* _Goal_
Count the lines in the entries below that contain the string "label". Give only the number.

++++ Excerpted records

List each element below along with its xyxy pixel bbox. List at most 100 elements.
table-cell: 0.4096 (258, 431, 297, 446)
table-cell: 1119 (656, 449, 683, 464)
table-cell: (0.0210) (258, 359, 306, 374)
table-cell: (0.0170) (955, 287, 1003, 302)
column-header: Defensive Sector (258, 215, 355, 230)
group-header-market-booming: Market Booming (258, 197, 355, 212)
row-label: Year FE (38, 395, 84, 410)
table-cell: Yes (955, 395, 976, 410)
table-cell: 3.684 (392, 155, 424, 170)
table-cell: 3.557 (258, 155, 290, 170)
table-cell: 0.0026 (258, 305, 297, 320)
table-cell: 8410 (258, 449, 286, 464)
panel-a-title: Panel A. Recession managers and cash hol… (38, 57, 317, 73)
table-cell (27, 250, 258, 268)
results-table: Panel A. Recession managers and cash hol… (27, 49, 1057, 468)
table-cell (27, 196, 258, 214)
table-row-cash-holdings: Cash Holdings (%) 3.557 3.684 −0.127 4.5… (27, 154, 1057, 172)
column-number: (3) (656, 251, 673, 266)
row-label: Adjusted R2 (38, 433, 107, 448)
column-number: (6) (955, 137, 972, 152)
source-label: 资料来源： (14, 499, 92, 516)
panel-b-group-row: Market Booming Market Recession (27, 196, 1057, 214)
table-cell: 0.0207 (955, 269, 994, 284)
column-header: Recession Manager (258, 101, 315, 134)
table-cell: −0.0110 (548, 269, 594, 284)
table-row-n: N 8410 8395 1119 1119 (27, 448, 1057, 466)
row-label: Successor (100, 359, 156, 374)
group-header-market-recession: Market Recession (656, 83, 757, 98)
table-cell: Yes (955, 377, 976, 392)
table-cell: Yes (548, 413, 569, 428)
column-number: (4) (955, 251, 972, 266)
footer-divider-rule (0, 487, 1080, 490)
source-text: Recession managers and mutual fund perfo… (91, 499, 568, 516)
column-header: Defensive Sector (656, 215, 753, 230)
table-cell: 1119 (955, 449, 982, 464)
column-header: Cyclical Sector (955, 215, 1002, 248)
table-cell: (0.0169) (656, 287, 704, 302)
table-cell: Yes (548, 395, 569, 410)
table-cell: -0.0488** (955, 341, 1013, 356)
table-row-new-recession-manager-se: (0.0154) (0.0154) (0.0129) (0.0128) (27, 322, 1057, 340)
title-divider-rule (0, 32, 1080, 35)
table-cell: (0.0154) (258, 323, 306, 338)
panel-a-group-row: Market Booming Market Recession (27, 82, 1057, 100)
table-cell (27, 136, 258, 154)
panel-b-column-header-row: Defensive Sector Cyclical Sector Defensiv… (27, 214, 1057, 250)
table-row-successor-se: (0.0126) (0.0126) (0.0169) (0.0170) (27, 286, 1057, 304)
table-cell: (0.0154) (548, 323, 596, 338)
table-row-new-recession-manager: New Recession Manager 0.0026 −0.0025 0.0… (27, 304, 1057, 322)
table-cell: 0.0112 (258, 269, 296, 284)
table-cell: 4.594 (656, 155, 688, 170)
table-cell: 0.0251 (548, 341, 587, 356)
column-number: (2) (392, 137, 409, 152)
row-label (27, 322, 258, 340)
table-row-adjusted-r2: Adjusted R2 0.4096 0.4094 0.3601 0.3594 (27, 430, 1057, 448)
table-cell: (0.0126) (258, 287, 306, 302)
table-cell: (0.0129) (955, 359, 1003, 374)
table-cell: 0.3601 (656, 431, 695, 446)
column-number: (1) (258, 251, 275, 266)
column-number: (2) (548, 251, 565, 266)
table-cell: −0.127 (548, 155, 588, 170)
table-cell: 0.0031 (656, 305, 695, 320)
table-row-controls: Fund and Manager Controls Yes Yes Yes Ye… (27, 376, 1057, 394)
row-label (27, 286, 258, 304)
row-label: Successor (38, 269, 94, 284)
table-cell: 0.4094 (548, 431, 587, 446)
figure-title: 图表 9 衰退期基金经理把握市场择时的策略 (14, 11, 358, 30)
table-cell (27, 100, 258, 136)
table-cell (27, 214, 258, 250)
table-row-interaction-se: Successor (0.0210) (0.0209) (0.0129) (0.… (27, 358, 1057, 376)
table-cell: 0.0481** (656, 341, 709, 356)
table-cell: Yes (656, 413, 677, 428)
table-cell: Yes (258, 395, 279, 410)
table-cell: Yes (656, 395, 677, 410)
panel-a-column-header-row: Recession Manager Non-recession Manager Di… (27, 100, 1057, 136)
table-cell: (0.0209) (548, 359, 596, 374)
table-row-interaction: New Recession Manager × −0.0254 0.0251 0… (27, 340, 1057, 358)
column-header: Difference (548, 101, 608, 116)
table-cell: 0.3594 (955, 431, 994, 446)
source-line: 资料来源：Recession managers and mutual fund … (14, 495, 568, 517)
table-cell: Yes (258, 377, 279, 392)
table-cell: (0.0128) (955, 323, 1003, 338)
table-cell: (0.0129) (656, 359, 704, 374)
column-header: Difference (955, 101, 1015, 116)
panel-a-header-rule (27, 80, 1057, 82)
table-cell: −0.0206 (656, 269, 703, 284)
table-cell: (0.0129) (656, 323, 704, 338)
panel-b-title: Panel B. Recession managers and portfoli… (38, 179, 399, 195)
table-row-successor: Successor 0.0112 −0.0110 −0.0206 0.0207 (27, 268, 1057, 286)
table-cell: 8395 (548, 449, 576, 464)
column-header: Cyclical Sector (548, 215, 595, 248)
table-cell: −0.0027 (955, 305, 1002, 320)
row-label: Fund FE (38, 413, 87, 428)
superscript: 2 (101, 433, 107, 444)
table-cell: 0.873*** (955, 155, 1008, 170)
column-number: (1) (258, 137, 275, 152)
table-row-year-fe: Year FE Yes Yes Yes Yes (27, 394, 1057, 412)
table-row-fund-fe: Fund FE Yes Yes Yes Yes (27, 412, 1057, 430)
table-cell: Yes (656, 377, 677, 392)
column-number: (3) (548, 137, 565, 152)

++++++++

* _Written response_
8